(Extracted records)
** begin **

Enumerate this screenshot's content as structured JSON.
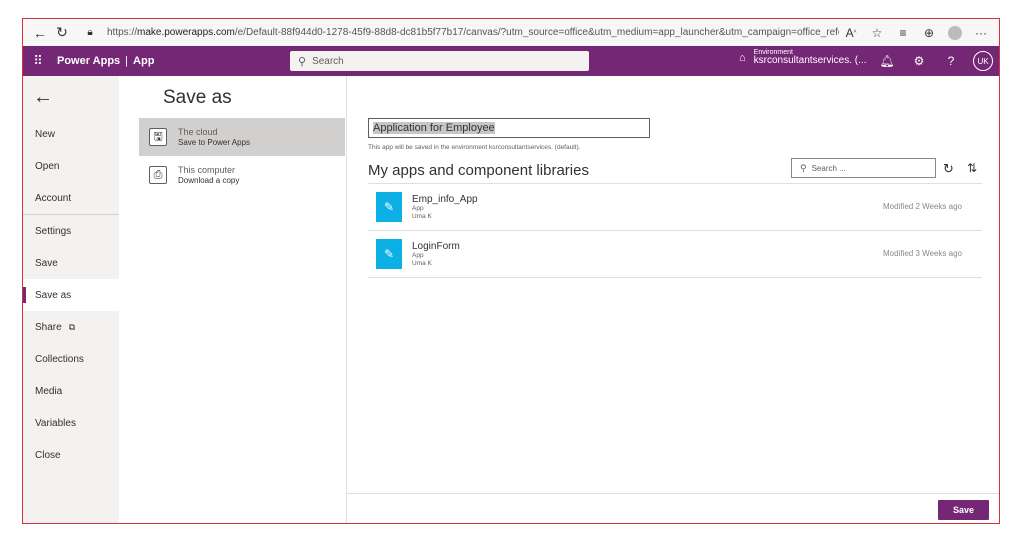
{
  "browser": {
    "url_prefix": "https://",
    "url_host": "make.powerapps.com",
    "url_rest": "/e/Default-88f944d0-1278-45f9-88d8-dc81b5f77b17/canvas/?utm_source=office&utm_medium=app_launcher&utm_campaign=office_referrals&actio…",
    "icons": [
      "back-icon",
      "refresh-icon",
      "lock-icon",
      "read-aloud-icon",
      "favorite-icon",
      "favorites-list-icon",
      "collections-icon",
      "profile-icon",
      "more-icon"
    ]
  },
  "header": {
    "app_name": "Power Apps",
    "separator": "|",
    "context": "App",
    "search_placeholder": "Search",
    "environment_label": "Environment",
    "environment_name": "ksrconsultantservices. (...",
    "avatar_initials": "UK",
    "brand_color": "#742774"
  },
  "nav": {
    "items": [
      {
        "label": "New"
      },
      {
        "label": "Open"
      },
      {
        "label": "Account"
      },
      {
        "label": "Settings"
      },
      {
        "label": "Save"
      },
      {
        "label": "Save as",
        "active": true
      },
      {
        "label": "Share"
      },
      {
        "label": "Collections"
      },
      {
        "label": "Media"
      },
      {
        "label": "Variables"
      },
      {
        "label": "Close"
      }
    ]
  },
  "saveas": {
    "title": "Save as",
    "options": [
      {
        "main": "The cloud",
        "sub": "Save to Power Apps",
        "selected": true
      },
      {
        "main": "This computer",
        "sub": "Download a copy",
        "selected": false
      }
    ]
  },
  "main": {
    "app_name_value": "Application for Employee",
    "save_note": "This app will be saved in the environment ksrconsultantservices. (default).",
    "section_title": "My apps and component libraries",
    "list_search_placeholder": "Search ...",
    "apps": [
      {
        "name": "Emp_info_App",
        "type": "App",
        "owner": "Uma K",
        "modified": "Modified 2 Weeks ago"
      },
      {
        "name": "LoginForm",
        "type": "App",
        "owner": "Uma K",
        "modified": "Modified 3 Weeks ago"
      }
    ],
    "save_button": "Save",
    "tile_color": "#0cb0e5"
  }
}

** end **

Problem: List all lines above in which the string "ksrconsultantservices" appears.

Exercise answer:
    "environment_name": "ksrconsultantservices. (...",
    "save_note": "This app will be saved in the environment ksrconsultantservices. (default).",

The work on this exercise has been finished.